Task requirements - Reproduce each line from the records that holds "Omlette".
+++ Input material
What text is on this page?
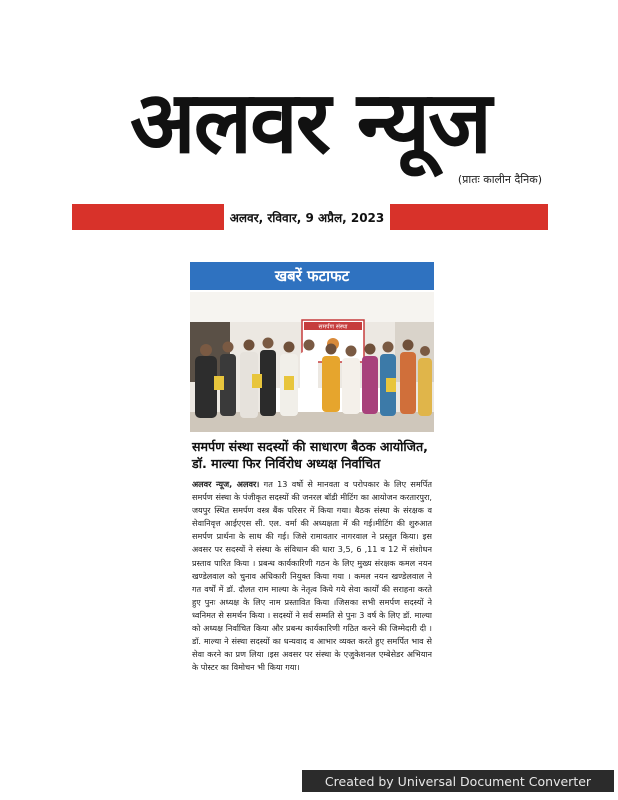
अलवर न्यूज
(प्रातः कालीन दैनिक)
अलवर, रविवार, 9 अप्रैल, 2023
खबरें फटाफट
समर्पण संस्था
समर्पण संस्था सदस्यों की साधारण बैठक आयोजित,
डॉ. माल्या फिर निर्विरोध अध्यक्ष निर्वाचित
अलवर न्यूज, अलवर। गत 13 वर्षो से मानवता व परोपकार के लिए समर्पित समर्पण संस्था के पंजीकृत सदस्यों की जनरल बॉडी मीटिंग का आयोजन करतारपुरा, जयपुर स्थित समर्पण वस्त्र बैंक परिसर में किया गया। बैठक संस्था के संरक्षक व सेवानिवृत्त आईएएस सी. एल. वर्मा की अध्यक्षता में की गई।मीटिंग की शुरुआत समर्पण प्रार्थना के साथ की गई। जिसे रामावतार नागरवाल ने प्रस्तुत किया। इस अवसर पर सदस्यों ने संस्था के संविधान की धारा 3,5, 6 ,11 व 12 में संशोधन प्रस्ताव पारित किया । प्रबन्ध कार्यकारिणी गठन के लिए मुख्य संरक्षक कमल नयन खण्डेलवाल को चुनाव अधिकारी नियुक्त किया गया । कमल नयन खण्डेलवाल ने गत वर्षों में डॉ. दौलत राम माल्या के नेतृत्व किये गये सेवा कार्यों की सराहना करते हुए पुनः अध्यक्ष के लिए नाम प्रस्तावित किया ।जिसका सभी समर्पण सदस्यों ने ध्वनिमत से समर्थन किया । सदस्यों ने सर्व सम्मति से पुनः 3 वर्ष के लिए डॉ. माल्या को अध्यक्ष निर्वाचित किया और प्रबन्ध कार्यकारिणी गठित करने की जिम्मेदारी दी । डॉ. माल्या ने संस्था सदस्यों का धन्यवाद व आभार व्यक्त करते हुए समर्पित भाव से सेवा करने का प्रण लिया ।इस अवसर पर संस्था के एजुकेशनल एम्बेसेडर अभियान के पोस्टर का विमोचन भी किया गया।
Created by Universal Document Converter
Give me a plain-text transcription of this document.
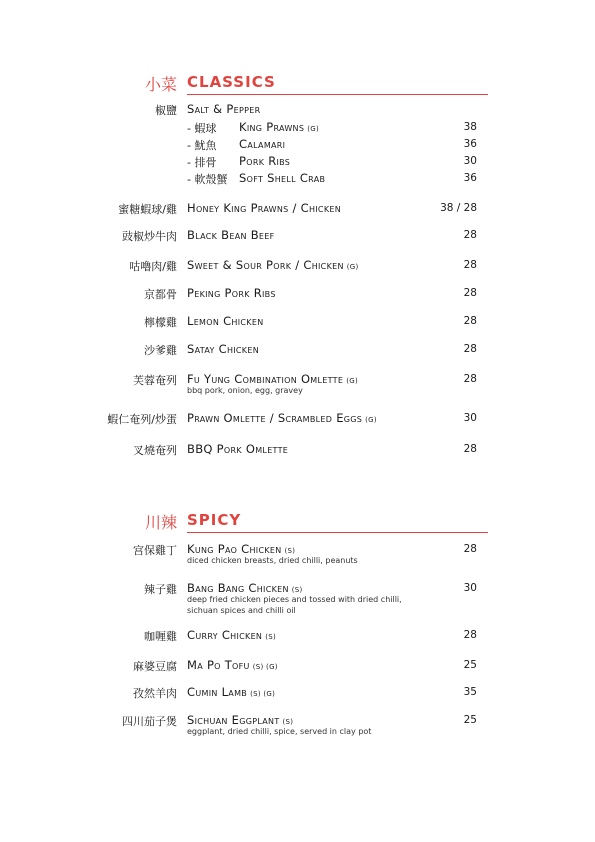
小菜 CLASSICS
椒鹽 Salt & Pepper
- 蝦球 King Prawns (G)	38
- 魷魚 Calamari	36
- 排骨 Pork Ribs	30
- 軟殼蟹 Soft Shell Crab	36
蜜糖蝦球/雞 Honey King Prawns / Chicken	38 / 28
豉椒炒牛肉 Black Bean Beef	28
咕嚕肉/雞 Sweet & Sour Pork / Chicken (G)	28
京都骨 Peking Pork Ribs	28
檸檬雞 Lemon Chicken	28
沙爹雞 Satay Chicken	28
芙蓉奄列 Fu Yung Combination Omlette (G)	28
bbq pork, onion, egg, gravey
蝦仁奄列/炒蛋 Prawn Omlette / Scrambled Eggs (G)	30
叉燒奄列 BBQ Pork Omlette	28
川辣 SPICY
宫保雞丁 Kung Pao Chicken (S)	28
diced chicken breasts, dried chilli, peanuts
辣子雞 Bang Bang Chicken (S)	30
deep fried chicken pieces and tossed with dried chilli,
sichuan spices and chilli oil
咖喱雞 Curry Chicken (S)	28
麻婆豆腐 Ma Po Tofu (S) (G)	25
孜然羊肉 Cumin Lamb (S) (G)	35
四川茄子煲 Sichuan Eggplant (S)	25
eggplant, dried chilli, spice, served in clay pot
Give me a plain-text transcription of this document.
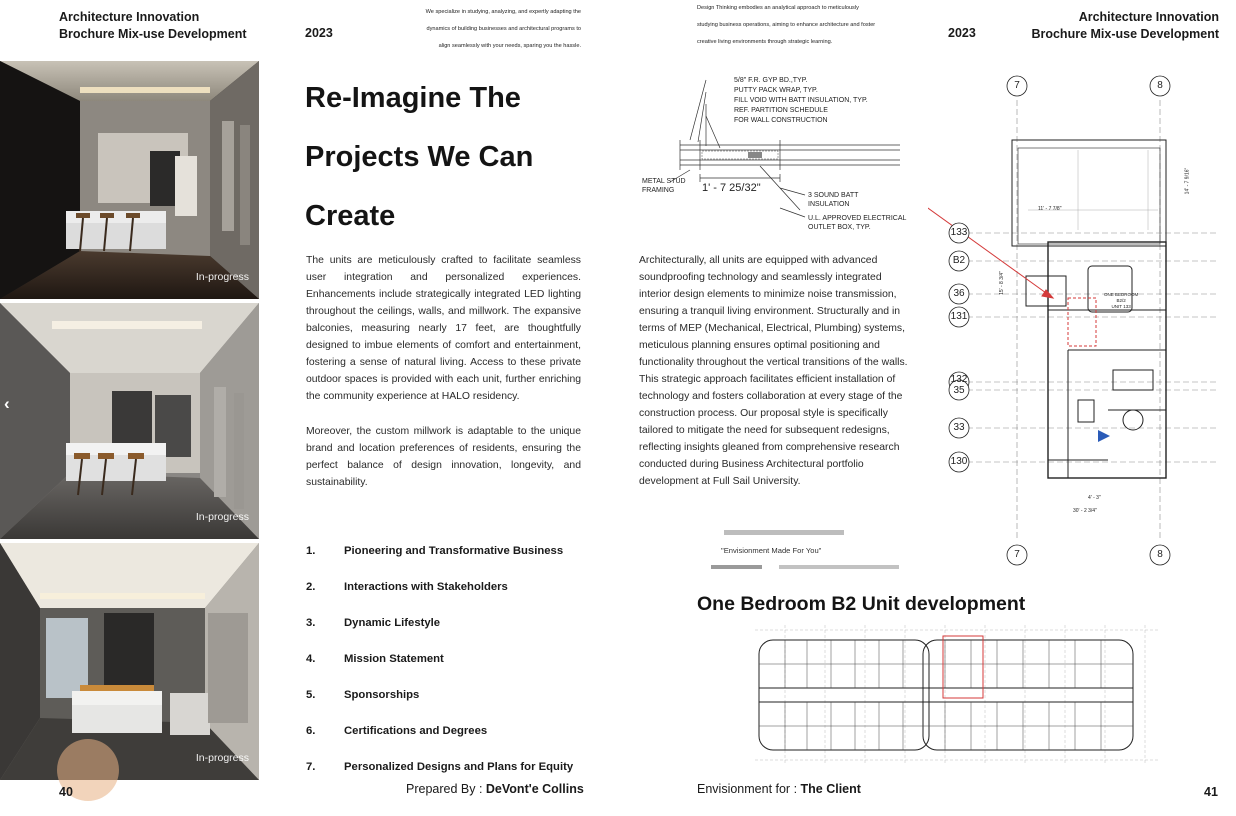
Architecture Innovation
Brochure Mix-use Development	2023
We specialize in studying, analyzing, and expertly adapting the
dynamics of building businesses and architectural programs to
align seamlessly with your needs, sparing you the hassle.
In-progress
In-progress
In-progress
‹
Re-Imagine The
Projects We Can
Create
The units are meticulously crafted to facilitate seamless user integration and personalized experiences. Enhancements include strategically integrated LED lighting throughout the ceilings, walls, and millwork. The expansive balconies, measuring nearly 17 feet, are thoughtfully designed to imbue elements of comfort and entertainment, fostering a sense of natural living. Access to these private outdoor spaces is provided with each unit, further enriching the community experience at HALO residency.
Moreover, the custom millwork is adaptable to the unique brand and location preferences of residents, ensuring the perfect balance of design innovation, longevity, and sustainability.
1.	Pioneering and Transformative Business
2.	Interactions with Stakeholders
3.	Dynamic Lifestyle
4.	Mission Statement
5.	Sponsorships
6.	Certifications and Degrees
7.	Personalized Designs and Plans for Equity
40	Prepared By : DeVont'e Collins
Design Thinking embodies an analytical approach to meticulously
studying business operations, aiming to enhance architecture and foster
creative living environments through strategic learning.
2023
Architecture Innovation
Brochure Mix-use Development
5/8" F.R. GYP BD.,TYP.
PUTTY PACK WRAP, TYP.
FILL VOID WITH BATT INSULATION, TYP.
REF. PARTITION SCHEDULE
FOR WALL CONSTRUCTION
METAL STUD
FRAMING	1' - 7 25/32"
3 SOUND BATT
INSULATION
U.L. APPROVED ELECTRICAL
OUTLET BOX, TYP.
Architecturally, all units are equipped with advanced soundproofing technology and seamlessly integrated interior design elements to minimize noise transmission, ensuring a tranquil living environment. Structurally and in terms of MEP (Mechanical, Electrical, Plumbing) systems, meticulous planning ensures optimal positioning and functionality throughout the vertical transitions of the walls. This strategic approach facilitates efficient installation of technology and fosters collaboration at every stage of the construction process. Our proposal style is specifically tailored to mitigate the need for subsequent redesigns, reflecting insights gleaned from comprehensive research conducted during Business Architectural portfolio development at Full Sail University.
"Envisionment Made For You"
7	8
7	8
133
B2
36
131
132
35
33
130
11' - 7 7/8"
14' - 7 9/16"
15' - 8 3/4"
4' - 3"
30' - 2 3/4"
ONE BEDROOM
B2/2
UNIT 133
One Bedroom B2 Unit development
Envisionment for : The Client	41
++++++
Exercise output -
芙蓉奄列 Fu Yung Combination Omlette (G)	28
蝦仁奄列/炒蛋 Prawn Omlette / Scrambled Eggs (G)	30
叉燒奄列 BBQ Pork Omlette	28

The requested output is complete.